▶ [TASK REQUIREMENTS]:
1. Using the news report on Thailand's trafficking probe below, answer these:
(a) How many bodies were found over the weekend near Padang Besar?
(b) How many of the six bodies found on Wednesday were women?
(c) What have police speculated the dead may have died from?
2. Sum up the news report on Thailand's trafficking probe below in two sentences.

[SELECTED EXCERPT]

Thursday 7 May 2015

Thailand finds 6 more bodies in trafficking probe




BANGKOK: Thai police investigating people-smuggling said six more bodies were found on Wednesday in the same patch of jungle bordering Malaysia where the remains of dozens of migrants were exhumed last week.

The grim discovery was made about one kilometre from the hillside site where 26 bodies were found over the weekend, near the town of Padang Besar in the southern province of Songkhla.

National police spokesman Prawut Thavornsiri said the bodies of two men and four women had been found.

"It was in a graveyard in a forest on the hillside... around one kilometre from the first camp," he told AFP.

"They were old bodies," Prawut said, referring to their state of decay.

A second senior police officer confirmed the find.

Thai authorities have not yet identified any of the bodies, saying they are in a severe condition of decay.

But the dead are believed to be migrants from Myanmar or Bangladesh. While forensic officers have yet to conclude the causes of death, police have speculated that they may have died from malnutrition or disease.

Several officials from Padang Besar have been charged with human trafficking, while more than a dozen policeman in southern Thailand have been transferred from their positions.

[/SELECTED EXCERPT]
[MATERIAL SHOWN]

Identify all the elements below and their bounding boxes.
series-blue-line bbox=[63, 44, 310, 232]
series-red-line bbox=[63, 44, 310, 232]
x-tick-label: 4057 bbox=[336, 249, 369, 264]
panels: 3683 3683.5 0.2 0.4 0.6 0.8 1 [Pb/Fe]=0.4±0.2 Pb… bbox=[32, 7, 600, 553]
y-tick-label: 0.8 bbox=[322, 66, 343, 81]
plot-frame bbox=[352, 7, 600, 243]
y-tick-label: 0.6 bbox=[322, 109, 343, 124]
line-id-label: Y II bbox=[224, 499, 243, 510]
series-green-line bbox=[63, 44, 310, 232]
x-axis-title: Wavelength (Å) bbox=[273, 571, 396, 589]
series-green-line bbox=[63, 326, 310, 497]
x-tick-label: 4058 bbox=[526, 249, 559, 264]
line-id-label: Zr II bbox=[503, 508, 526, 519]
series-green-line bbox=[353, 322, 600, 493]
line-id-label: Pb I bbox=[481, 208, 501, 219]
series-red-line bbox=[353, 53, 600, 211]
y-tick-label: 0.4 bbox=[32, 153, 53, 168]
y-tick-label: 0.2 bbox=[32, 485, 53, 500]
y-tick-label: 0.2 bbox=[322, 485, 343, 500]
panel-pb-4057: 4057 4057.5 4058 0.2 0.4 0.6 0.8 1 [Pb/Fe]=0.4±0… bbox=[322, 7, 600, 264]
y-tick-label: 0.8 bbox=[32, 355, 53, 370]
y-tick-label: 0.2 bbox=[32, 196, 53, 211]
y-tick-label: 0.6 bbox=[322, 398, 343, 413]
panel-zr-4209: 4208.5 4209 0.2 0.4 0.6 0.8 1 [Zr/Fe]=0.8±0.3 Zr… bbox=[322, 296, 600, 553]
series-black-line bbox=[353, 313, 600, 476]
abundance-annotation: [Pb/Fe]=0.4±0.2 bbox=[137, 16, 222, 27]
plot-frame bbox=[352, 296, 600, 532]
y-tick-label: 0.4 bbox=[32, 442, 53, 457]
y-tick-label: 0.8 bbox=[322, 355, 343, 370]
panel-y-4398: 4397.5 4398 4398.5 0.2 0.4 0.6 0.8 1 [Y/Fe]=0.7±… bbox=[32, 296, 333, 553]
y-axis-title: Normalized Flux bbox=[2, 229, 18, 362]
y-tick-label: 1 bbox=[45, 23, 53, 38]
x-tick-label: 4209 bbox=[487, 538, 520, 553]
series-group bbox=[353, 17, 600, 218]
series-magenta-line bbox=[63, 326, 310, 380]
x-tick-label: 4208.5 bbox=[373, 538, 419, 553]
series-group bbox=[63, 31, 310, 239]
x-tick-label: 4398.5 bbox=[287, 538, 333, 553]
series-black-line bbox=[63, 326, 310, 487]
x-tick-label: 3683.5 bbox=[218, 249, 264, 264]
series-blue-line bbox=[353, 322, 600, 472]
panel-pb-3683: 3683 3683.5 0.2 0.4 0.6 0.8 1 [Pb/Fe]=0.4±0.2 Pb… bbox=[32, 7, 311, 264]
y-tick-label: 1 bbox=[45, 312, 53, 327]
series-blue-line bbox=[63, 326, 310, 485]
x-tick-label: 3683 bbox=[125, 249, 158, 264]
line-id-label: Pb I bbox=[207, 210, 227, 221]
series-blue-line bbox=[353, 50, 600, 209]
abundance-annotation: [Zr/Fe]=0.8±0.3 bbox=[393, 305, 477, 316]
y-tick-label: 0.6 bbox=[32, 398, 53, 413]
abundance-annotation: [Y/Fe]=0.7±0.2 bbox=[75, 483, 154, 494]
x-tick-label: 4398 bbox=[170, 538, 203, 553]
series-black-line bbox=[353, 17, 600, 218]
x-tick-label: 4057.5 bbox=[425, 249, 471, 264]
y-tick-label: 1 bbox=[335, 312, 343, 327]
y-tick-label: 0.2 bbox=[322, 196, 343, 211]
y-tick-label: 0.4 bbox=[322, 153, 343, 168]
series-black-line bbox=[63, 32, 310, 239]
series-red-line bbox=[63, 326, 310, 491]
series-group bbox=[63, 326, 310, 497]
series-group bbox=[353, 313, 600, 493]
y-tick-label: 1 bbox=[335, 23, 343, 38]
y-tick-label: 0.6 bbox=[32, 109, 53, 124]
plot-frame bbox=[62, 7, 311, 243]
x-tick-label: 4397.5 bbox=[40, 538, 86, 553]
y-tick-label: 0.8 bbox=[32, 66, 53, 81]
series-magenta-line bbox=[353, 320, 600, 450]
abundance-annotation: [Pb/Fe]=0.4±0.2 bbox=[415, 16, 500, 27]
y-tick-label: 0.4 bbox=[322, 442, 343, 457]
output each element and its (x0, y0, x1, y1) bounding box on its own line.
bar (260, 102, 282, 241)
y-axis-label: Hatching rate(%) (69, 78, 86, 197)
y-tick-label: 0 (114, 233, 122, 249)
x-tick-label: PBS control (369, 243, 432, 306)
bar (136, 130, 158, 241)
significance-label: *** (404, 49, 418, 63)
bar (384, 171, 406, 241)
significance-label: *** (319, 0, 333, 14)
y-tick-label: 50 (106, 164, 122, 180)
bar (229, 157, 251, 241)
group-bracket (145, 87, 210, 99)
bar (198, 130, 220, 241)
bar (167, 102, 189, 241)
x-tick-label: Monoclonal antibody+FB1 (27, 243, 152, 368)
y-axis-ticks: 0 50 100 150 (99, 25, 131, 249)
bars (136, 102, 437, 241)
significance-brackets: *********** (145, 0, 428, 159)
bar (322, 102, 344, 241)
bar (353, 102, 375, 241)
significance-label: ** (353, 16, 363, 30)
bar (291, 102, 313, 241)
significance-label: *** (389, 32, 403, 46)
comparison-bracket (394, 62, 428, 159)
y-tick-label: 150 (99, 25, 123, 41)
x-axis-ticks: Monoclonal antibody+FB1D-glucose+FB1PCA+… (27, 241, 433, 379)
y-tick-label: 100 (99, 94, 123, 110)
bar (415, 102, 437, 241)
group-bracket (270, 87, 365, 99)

[/MATERIAL SHOWN]

▶ [ANSWERS TO THIS EXERCISE]:
1.
(a) 26
(b) Four
(c) Malnutrition or disease

2. Thai police investigating people-smuggling found six more bodies on Wednesday in jungle bordering Malaysia, about one kilometre from the site near Padang Besar in Songkhla province where 26 bodies were found over the weekend. The badly decayed dead have not been identified but are believed to be migrants from Myanmar or Bangladesh, and several Padang Besar officials have been charged with human trafficking.